Written exercise
Keep the pictures out of the copy and repeat the records exactly.

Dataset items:
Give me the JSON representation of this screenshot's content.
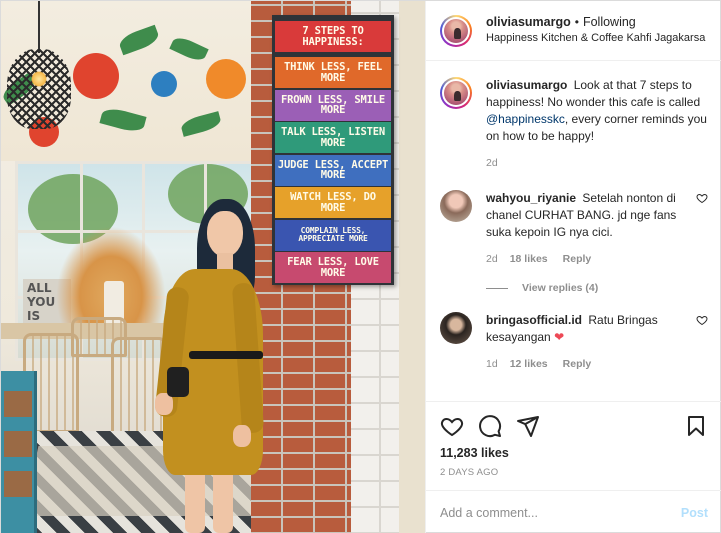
{
  "post": {
    "sign": {
      "title": "7 STEPS TO HAPPINESS:",
      "lines": [
        {
          "text": "THINK LESS, FEEL MORE",
          "color": "#e0692a"
        },
        {
          "text": "FROWN LESS, SMILE MORE",
          "color": "#9b5fb6"
        },
        {
          "text": "TALK LESS, LISTEN MORE",
          "color": "#2f9a7a"
        },
        {
          "text": "JUDGE LESS, ACCEPT MORE",
          "color": "#3f6fbf"
        },
        {
          "text": "WATCH LESS, DO MORE",
          "color": "#e6a12a"
        },
        {
          "text": "COMPLAIN LESS, APPRECIATE MORE",
          "color": "#3a55b0"
        },
        {
          "text": "FEAR LESS, LOVE MORE",
          "color": "#c74a6f"
        }
      ],
      "title_color": "#d93a3a"
    },
    "wall_text": "ALL YOU IS"
  },
  "header": {
    "username": "oliviasumargo",
    "separator": "•",
    "follow_status": "Following",
    "location": "Happiness Kitchen & Coffee Kahfi Jagakarsa"
  },
  "caption": {
    "username": "oliviasumargo",
    "text_before": "Look at that 7 steps to happiness! No wonder this cafe is called",
    "mention": "@happinesskc",
    "text_after": ", every corner reminds you on how to be happy!",
    "age": "2d"
  },
  "comments": [
    {
      "username": "wahyou_riyanie",
      "text": "Setelah nonton di chanel CURHAT BANG. jd nge fans suka kepoin IG nya cici.",
      "age": "2d",
      "likes": "18 likes",
      "reply": "Reply",
      "view_replies": "View replies (4)"
    },
    {
      "username": "bringasofficial.id",
      "text": "Ratu Bringas kesayangan",
      "emoji": "❤",
      "age": "1d",
      "likes": "12 likes",
      "reply": "Reply"
    }
  ],
  "actions": {
    "likes": "11,283 likes",
    "time": "2 DAYS AGO"
  },
  "composer": {
    "placeholder": "Add a comment...",
    "post_label": "Post"
  },
  "colors": {
    "mention": "#00376b",
    "secondary_text": "#8e8e8e",
    "post_button": "#b2dffc",
    "heart_red": "#ed4956"
  }
}
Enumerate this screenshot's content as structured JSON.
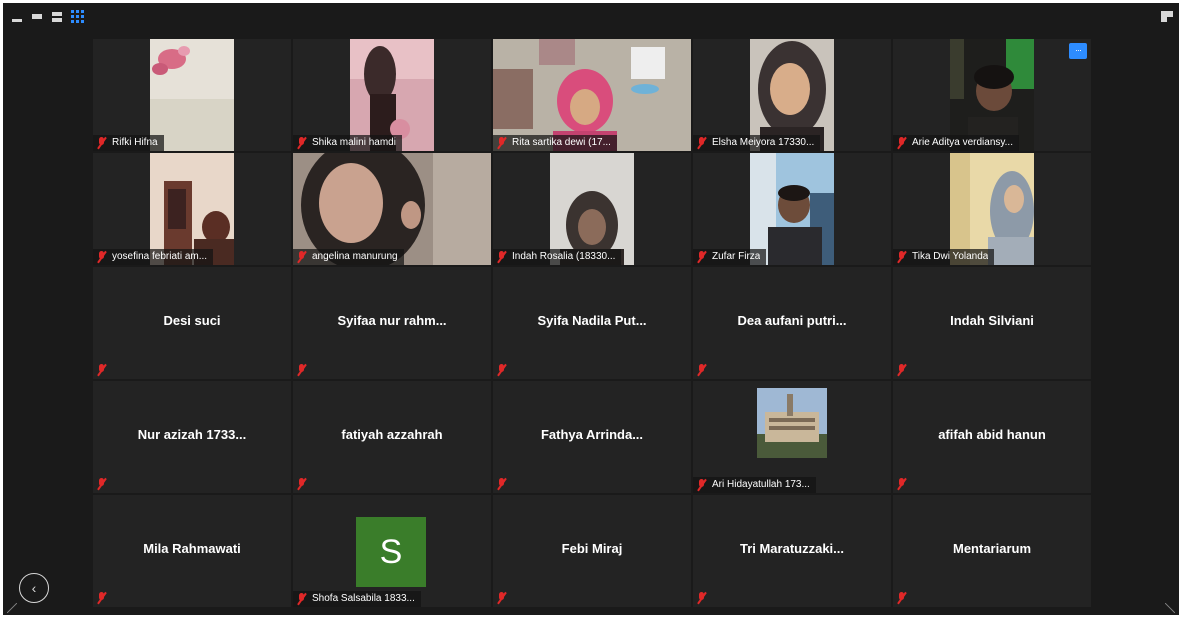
{
  "participants": [
    {
      "name": "Rifki Hifna",
      "has_video": true
    },
    {
      "name": "Shika malini hamdi",
      "has_video": true
    },
    {
      "name": "Rita sartika dewi (17...",
      "has_video": true
    },
    {
      "name": "Elsha Meiyora 17330...",
      "has_video": true
    },
    {
      "name": "Arie Aditya verdiansy...",
      "has_video": true
    },
    {
      "name": "yosefina febriati am...",
      "has_video": true
    },
    {
      "name": "angelina manurung",
      "has_video": true
    },
    {
      "name": "Indah Rosalia (18330...",
      "has_video": true
    },
    {
      "name": "Zufar Firza",
      "has_video": true
    },
    {
      "name": "Tika Dwi Yolanda",
      "has_video": true
    },
    {
      "name": "Desi suci",
      "has_video": false
    },
    {
      "name": "Syifaa nur rahm...",
      "has_video": false
    },
    {
      "name": "Syifa Nadila Put...",
      "has_video": false
    },
    {
      "name": "Dea aufani putri...",
      "has_video": false
    },
    {
      "name": "Indah Silviani",
      "has_video": false
    },
    {
      "name": "Nur azizah 1733...",
      "has_video": false
    },
    {
      "name": "fatiyah azzahrah",
      "has_video": false
    },
    {
      "name": "Fathya Arrinda...",
      "has_video": false
    },
    {
      "name": "Ari Hidayatullah 173...",
      "has_video": false,
      "has_picture": true
    },
    {
      "name": "afifah abid hanun",
      "has_video": false
    },
    {
      "name": "Mila Rahmawati",
      "has_video": false
    },
    {
      "name": "Shofa Salsabila 1833...",
      "has_video": false,
      "avatar_letter": "S",
      "avatar_color": "#3a7d2a"
    },
    {
      "name": "Febi Miraj",
      "has_video": false
    },
    {
      "name": "Tri  Maratuzzaki...",
      "has_video": false
    },
    {
      "name": "Mentariarum",
      "has_video": false
    }
  ],
  "controls": {
    "more_label": "···",
    "back_label": "‹"
  },
  "colors": {
    "background": "#1a1a1a",
    "tile": "#232323",
    "accent": "#2d8cff",
    "muted_mic": "#e02828"
  },
  "icons": [
    "minimize-icon",
    "thumbnail-view-icon",
    "speaker-view-icon",
    "gallery-view-icon",
    "exit-fullscreen-icon",
    "muted-mic-icon",
    "chevron-left-icon"
  ]
}
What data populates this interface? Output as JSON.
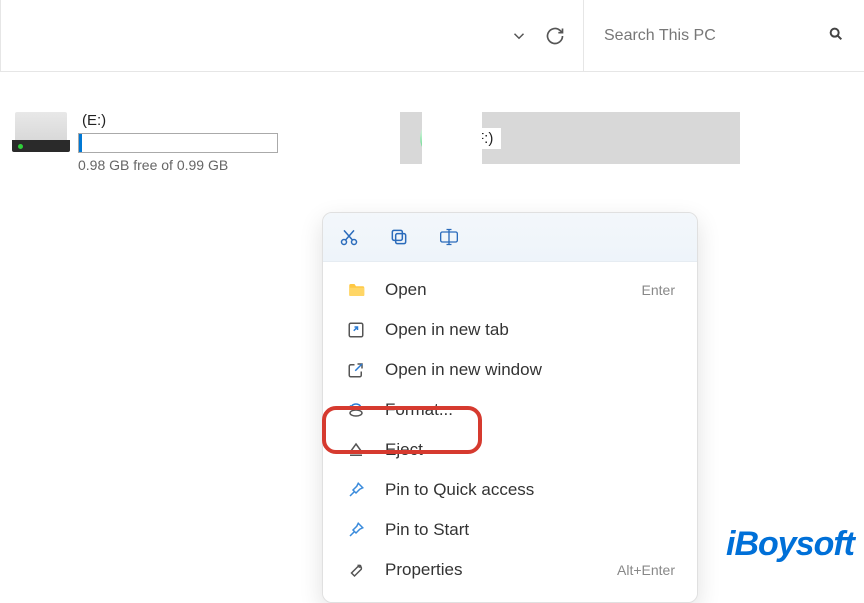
{
  "search": {
    "placeholder": "Search This PC"
  },
  "drives": {
    "e": {
      "label": "(E:)",
      "free_text": "0.98 GB free of 0.99 GB"
    },
    "f": {
      "label": "(F:)"
    }
  },
  "context_menu": {
    "items": [
      {
        "icon": "folder-icon",
        "label": "Open",
        "shortcut": "Enter"
      },
      {
        "icon": "new-tab-icon",
        "label": "Open in new tab",
        "shortcut": ""
      },
      {
        "icon": "new-window-icon",
        "label": "Open in new window",
        "shortcut": ""
      },
      {
        "icon": "format-icon",
        "label": "Format...",
        "shortcut": ""
      },
      {
        "icon": "eject-icon",
        "label": "Eject",
        "shortcut": ""
      },
      {
        "icon": "pin-icon",
        "label": "Pin to Quick access",
        "shortcut": ""
      },
      {
        "icon": "pin-icon",
        "label": "Pin to Start",
        "shortcut": ""
      },
      {
        "icon": "wrench-icon",
        "label": "Properties",
        "shortcut": "Alt+Enter"
      }
    ]
  },
  "watermark": "iBoysoft"
}
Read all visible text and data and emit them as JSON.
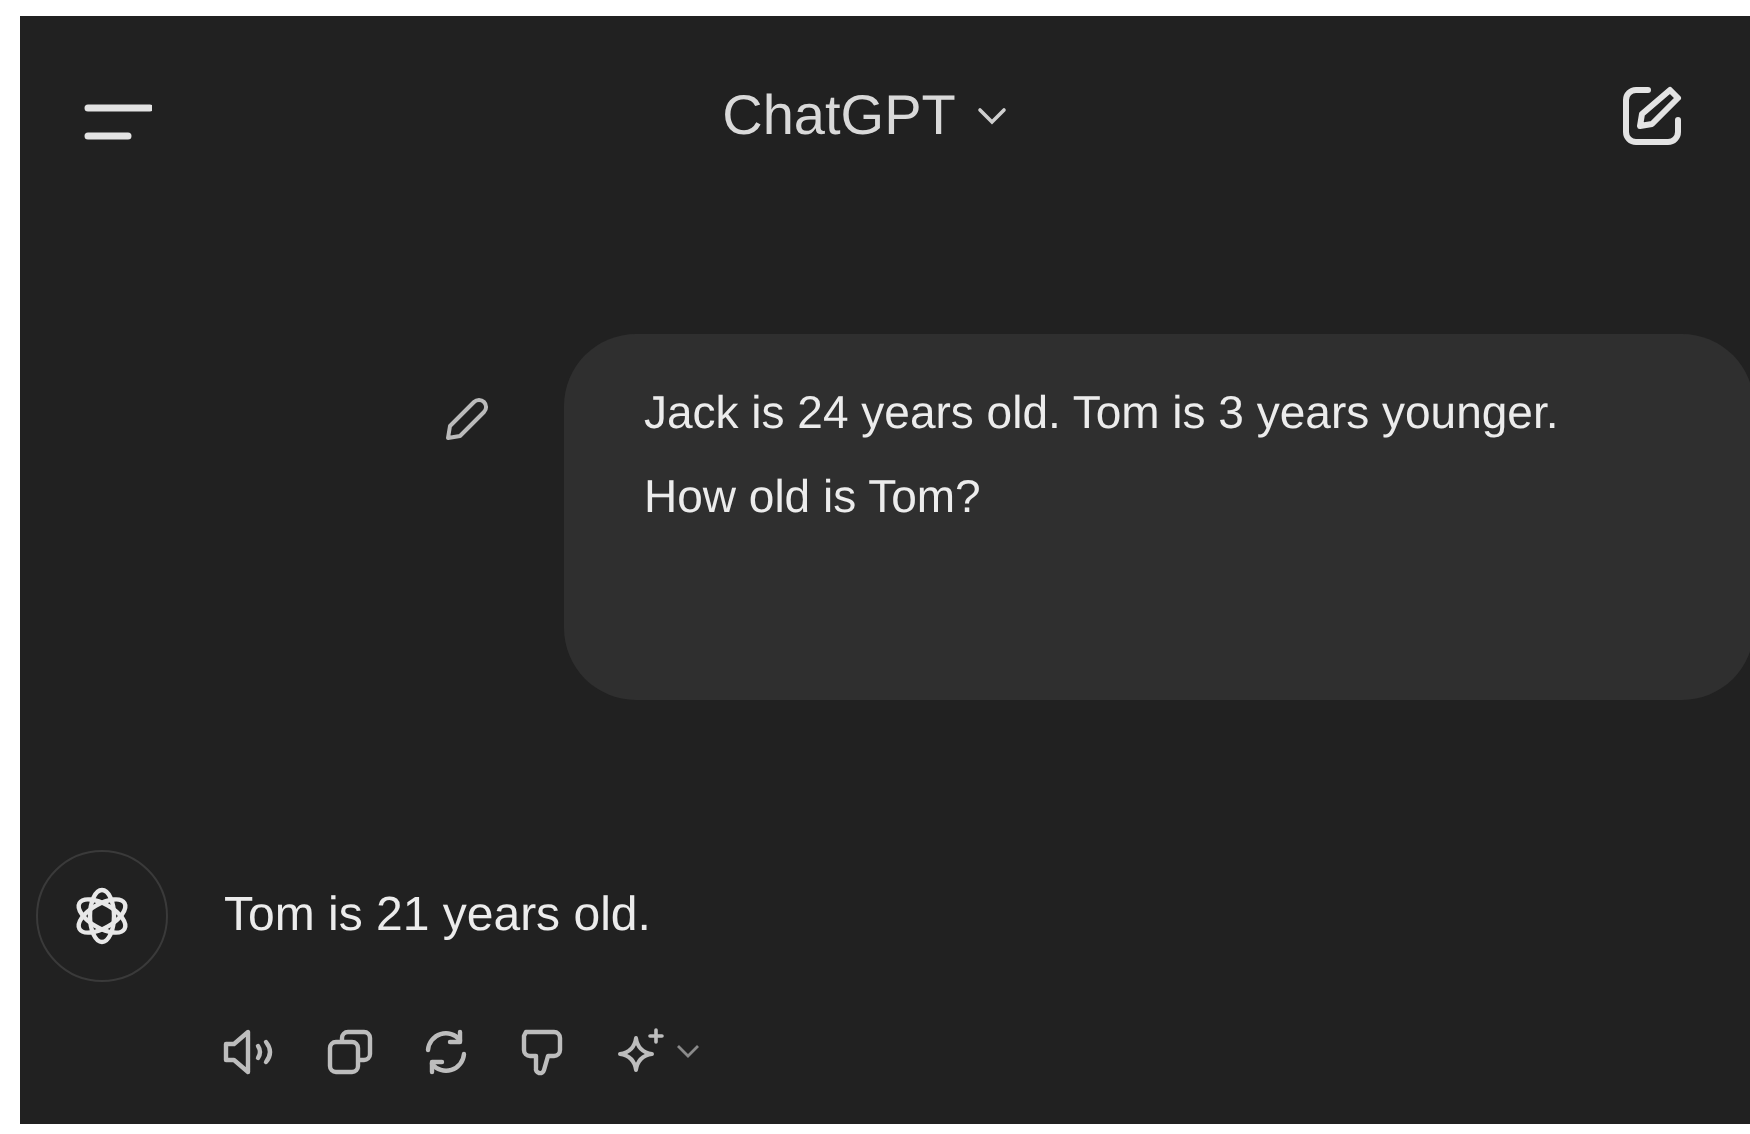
{
  "header": {
    "title": "ChatGPT"
  },
  "user_message": {
    "paragraphs": [
      "Jack is 24 years old. Tom is 3 years younger.",
      "How old is Tom?"
    ]
  },
  "assistant_message": {
    "text": "Tom is 21 years old."
  }
}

Task output
Give me the JSON representation of this screenshot's content.
{
  "post": {
    "sign": {
      "title": "7 STEPS TO HAPPINESS:",
      "lines": [
        {
          "text": "THINK LESS, FEEL MORE",
          "color": "#e0692a"
        },
        {
          "text": "FROWN LESS, SMILE MORE",
          "color": "#9b5fb6"
        },
        {
          "text": "TALK LESS, LISTEN MORE",
          "color": "#2f9a7a"
        },
        {
          "text": "JUDGE LESS, ACCEPT MORE",
          "color": "#3f6fbf"
        },
        {
          "text": "WATCH LESS, DO MORE",
          "color": "#e6a12a"
        },
        {
          "text": "COMPLAIN LESS, APPRECIATE MORE",
          "color": "#3a55b0"
        },
        {
          "text": "FEAR LESS, LOVE MORE",
          "color": "#c74a6f"
        }
      ],
      "title_color": "#d93a3a"
    },
    "wall_text": "ALL YOU IS"
  },
  "header": {
    "username": "oliviasumargo",
    "separator": "•",
    "follow_status": "Following",
    "location": "Happiness Kitchen & Coffee Kahfi Jagakarsa"
  },
  "caption": {
    "username": "oliviasumargo",
    "text_before": "Look at that 7 steps to happiness! No wonder this cafe is called",
    "mention": "@happinesskc",
    "text_after": ", every corner reminds you on how to be happy!",
    "age": "2d"
  },
  "comments": [
    {
      "username": "wahyou_riyanie",
      "text": "Setelah nonton di chanel CURHAT BANG. jd nge fans suka kepoin IG nya cici.",
      "age": "2d",
      "likes": "18 likes",
      "reply": "Reply",
      "view_replies": "View replies (4)"
    },
    {
      "username": "bringasofficial.id",
      "text": "Ratu Bringas kesayangan",
      "emoji": "❤",
      "age": "1d",
      "likes": "12 likes",
      "reply": "Reply"
    }
  ],
  "actions": {
    "likes": "11,283 likes",
    "time": "2 DAYS AGO"
  },
  "composer": {
    "placeholder": "Add a comment...",
    "post_label": "Post"
  },
  "colors": {
    "mention": "#00376b",
    "secondary_text": "#8e8e8e",
    "post_button": "#b2dffc",
    "heart_red": "#ed4956"
  }
}
Enumerate this screenshot's content as structured JSON.
{
  "participants": [
    {
      "name": "Rifki Hifna",
      "has_video": true
    },
    {
      "name": "Shika malini hamdi",
      "has_video": true
    },
    {
      "name": "Rita sartika dewi (17...",
      "has_video": true
    },
    {
      "name": "Elsha Meiyora 17330...",
      "has_video": true
    },
    {
      "name": "Arie Aditya verdiansy...",
      "has_video": true
    },
    {
      "name": "yosefina febriati am...",
      "has_video": true
    },
    {
      "name": "angelina manurung",
      "has_video": true
    },
    {
      "name": "Indah Rosalia (18330...",
      "has_video": true
    },
    {
      "name": "Zufar Firza",
      "has_video": true
    },
    {
      "name": "Tika Dwi Yolanda",
      "has_video": true
    },
    {
      "name": "Desi suci",
      "has_video": false
    },
    {
      "name": "Syifaa nur rahm...",
      "has_video": false
    },
    {
      "name": "Syifa Nadila Put...",
      "has_video": false
    },
    {
      "name": "Dea aufani putri...",
      "has_video": false
    },
    {
      "name": "Indah Silviani",
      "has_video": false
    },
    {
      "name": "Nur azizah 1733...",
      "has_video": false
    },
    {
      "name": "fatiyah azzahrah",
      "has_video": false
    },
    {
      "name": "Fathya Arrinda...",
      "has_video": false
    },
    {
      "name": "Ari Hidayatullah 173...",
      "has_video": false,
      "has_picture": true
    },
    {
      "name": "afifah abid hanun",
      "has_video": false
    },
    {
      "name": "Mila Rahmawati",
      "has_video": false
    },
    {
      "name": "Shofa Salsabila 1833...",
      "has_video": false,
      "avatar_letter": "S",
      "avatar_color": "#3a7d2a"
    },
    {
      "name": "Febi Miraj",
      "has_video": false
    },
    {
      "name": "Tri  Maratuzzaki...",
      "has_video": false
    },
    {
      "name": "Mentariarum",
      "has_video": false
    }
  ],
  "controls": {
    "more_label": "···",
    "back_label": "‹"
  },
  "colors": {
    "background": "#1a1a1a",
    "tile": "#232323",
    "accent": "#2d8cff",
    "muted_mic": "#e02828"
  },
  "icons": [
    "minimize-icon",
    "thumbnail-view-icon",
    "speaker-view-icon",
    "gallery-view-icon",
    "exit-fullscreen-icon",
    "muted-mic-icon",
    "chevron-left-icon"
  ]
}
What data populates this interface? Output as JSON.
{
  "search": {
    "placeholder": "Search This PC"
  },
  "drives": {
    "e": {
      "label": "(E:)",
      "free_text": "0.98 GB free of 0.99 GB"
    },
    "f": {
      "label": "(F:)"
    }
  },
  "context_menu": {
    "items": [
      {
        "icon": "folder-icon",
        "label": "Open",
        "shortcut": "Enter"
      },
      {
        "icon": "new-tab-icon",
        "label": "Open in new tab",
        "shortcut": ""
      },
      {
        "icon": "new-window-icon",
        "label": "Open in new window",
        "shortcut": ""
      },
      {
        "icon": "format-icon",
        "label": "Format...",
        "shortcut": ""
      },
      {
        "icon": "eject-icon",
        "label": "Eject",
        "shortcut": ""
      },
      {
        "icon": "pin-icon",
        "label": "Pin to Quick access",
        "shortcut": ""
      },
      {
        "icon": "pin-icon",
        "label": "Pin to Start",
        "shortcut": ""
      },
      {
        "icon": "wrench-icon",
        "label": "Properties",
        "shortcut": "Alt+Enter"
      }
    ]
  },
  "watermark": "iBoysoft"
}
Read all visible text and data and emit them as JSON.
{
  "header": {
    "title": "ChatGPT"
  },
  "user_message": {
    "paragraphs": [
      "Jack is 24 years old. Tom is 3 years younger.",
      "How old is Tom?"
    ]
  },
  "assistant_message": {
    "text": "Tom is 21 years old."
  }
}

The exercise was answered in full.